## Exercise instructions
Show all lines holding the string "процедуры".
***** Given data
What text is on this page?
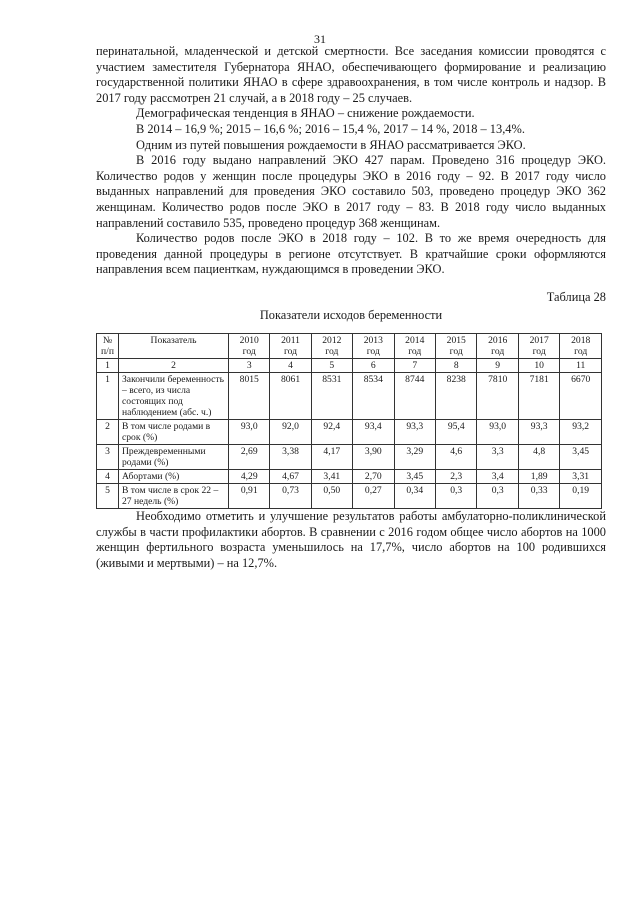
31

перинатальной, младенческой и детской смертности. Все заседания комиссии проводятся с участием заместителя Губернатора ЯНАО, обеспечивающего формирование и реализацию государственной политики ЯНАО в сфере здравоохранения, в том числе контроль и надзор. В 2017 году рассмотрен 21 случай, а в 2018 году – 25 случаев.

Демографическая тенденция в ЯНАО – снижение рождаемости.

В 2014 – 16,9 %; 2015 – 16,6 %; 2016 – 15,4 %, 2017 – 14 %, 2018 – 13,4%.

Одним из путей повышения рождаемости в ЯНАО рассматривается ЭКО.

В 2016 году выдано направлений ЭКО 427 парам. Проведено 316 процедур ЭКО. Количество родов у женщин после процедуры ЭКО в 2016 году – 92. В 2017 году число выданных направлений для проведения ЭКО составило 503, проведено процедур ЭКО 362 женщинам. Количество родов после ЭКО в 2017 году – 83. В 2018 году число выданных направлений составило 535, проведено процедур 368 женщинам.

Количество родов после ЭКО в 2018 году – 102. В то же время очередность для проведения данной процедуры в регионе отсутствует. В кратчайшие сроки оформляются направления всем пациенткам, нуждающимся в проведении ЭКО.

Таблица 28
Показатели исходов беременности
№ п/п	Показатель	2010 год	2011 год	2012 год	2013 год	2014 год	2015 год	2016 год	2017 год	2018 год
1	2	3	4	5	6	7	8	9	10	11
1	Закончили беременность – всего, из числа состоящих под наблюдением (абс. ч.)	8015	8061	8531	8534	8744	8238	7810	7181	6670
2	В том числе родами в срок (%)	93,0	92,0	92,4	93,4	93,3	95,4	93,0	93,3	93,2
3	Преждевременными родами (%)	2,69	3,38	4,17	3,90	3,29	4,6	3,3	4,8	3,45
4	Абортами (%)	4,29	4,67	3,41	2,70	3,45	2,3	3,4	1,89	3,31
5	В том числе в срок 22 – 27 недель (%)	0,91	0,73	0,50	0,27	0,34	0,3	0,3	0,33	0,19

Необходимо отметить и улучшение результатов работы амбулаторно-поликлинической службы в части профилактики абортов. В сравнении с 2016 годом общее число абортов на 1000 женщин фертильного возраста уменьшилось на 17,7%, число абортов на 100 родившихся (живыми и мертвыми) – на 12,7%.
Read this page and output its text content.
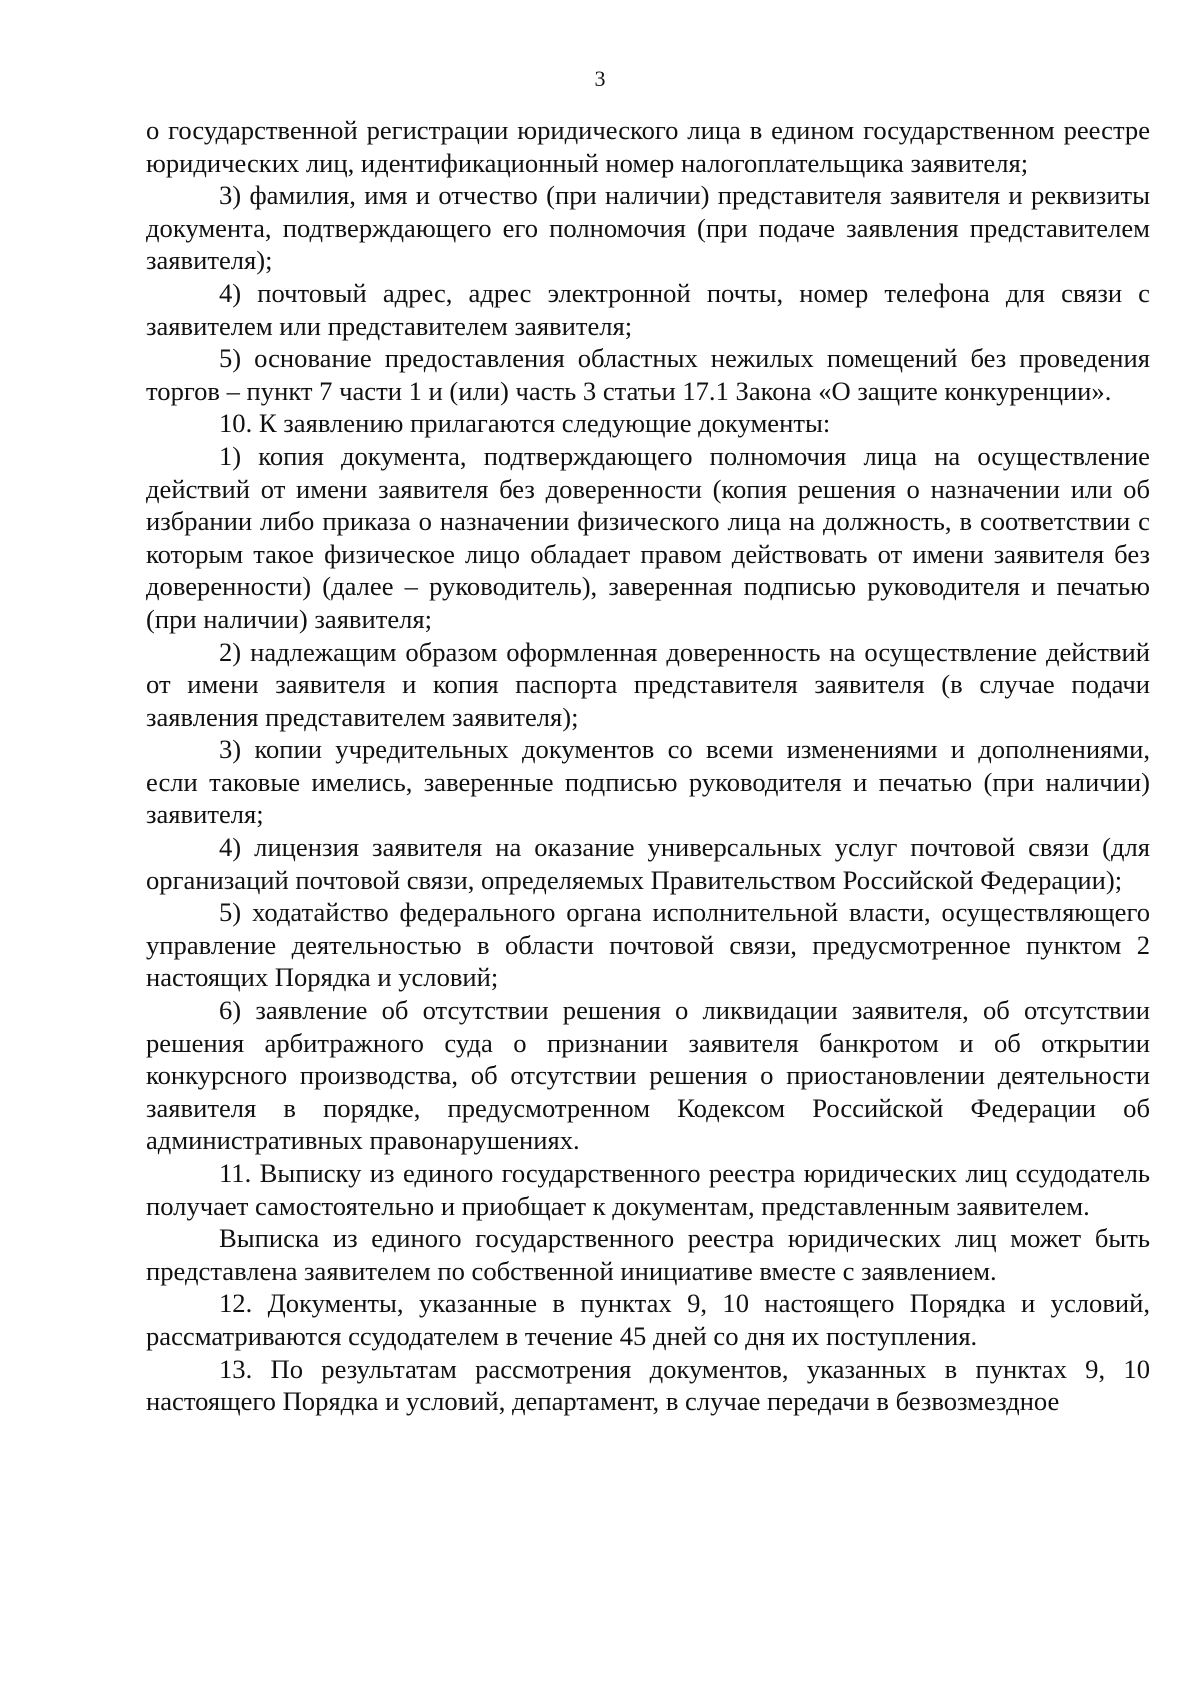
3

о государственной регистрации юридического лица в едином государственном реестре юридических лиц, идентификационный номер налогоплательщика заявителя;

3) фамилия, имя и отчество (при наличии) представителя заявителя и реквизиты документа, подтверждающего его полномочия (при подаче заявления представителем заявителя);

4) почтовый адрес, адрес электронной почты, номер телефона для связи с заявителем или представителем заявителя;

5) основание предоставления областных нежилых помещений без проведения торгов – пункт 7 части 1 и (или) часть 3 статьи 17.1 Закона «О защите конкуренции».

10. К заявлению прилагаются следующие документы:

1) копия документа, подтверждающего полномочия лица на осуществление действий от имени заявителя без доверенности (копия решения о назначении или об избрании либо приказа о назначении физического лица на должность, в соответствии с которым такое физическое лицо обладает правом действовать от имени заявителя без доверенности) (далее – руководитель), заверенная подписью руководителя и печатью (при наличии) заявителя;

2) надлежащим образом оформленная доверенность на осуществление действий от имени заявителя и копия паспорта представителя заявителя (в случае подачи заявления представителем заявителя);

3) копии учредительных документов со всеми изменениями и дополнениями, если таковые имелись, заверенные подписью руководителя и печатью (при наличии) заявителя;

4) лицензия заявителя на оказание универсальных услуг почтовой связи (для организаций почтовой связи, определяемых Правительством Российской Федерации);

5) ходатайство федерального органа исполнительной власти, осуществляющего управление деятельностью в области почтовой связи, предусмотренное пунктом 2 настоящих Порядка и условий;

6) заявление об отсутствии решения о ликвидации заявителя, об отсутствии решения арбитражного суда о признании заявителя банкротом и об открытии конкурсного производства, об отсутствии решения о приостановлении деятельности заявителя в порядке, предусмотренном Кодексом Российской Федерации об административных правонарушениях.

11. Выписку из единого государственного реестра юридических лиц ссудодатель получает самостоятельно и приобщает к документам, представленным заявителем.

Выписка из единого государственного реестра юридических лиц может быть представлена заявителем по собственной инициативе вместе с заявлением.

12. Документы, указанные в пунктах 9, 10 настоящего Порядка и условий, рассматриваются ссудодателем в течение 45 дней со дня их поступления.

13. По результатам рассмотрения документов, указанных в пунктах 9, 10 настоящего Порядка и условий, департамент, в случае передачи в безвозмездное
**********
## Final answer
В 2016 году выдано направлений ЭКО 427 парам. Проведено 316 процедур ЭКО. Количество родов у женщин после процедуры ЭКО в 2016 году – 92. В 2017 году число выданных направлений для проведения ЭКО составило 503, проведено процедур ЭКО 362 женщинам. Количество родов после ЭКО в 2017 году – 83. В 2018 году число выданных направлений составило 535, проведено процедур 368 женщинам.
Количество родов после ЭКО в 2018 году – 102. В то же время очередность для проведения данной процедуры в регионе отсутствует. В кратчайшие сроки оформляются направления всем пациенткам, нуждающимся в проведении ЭКО.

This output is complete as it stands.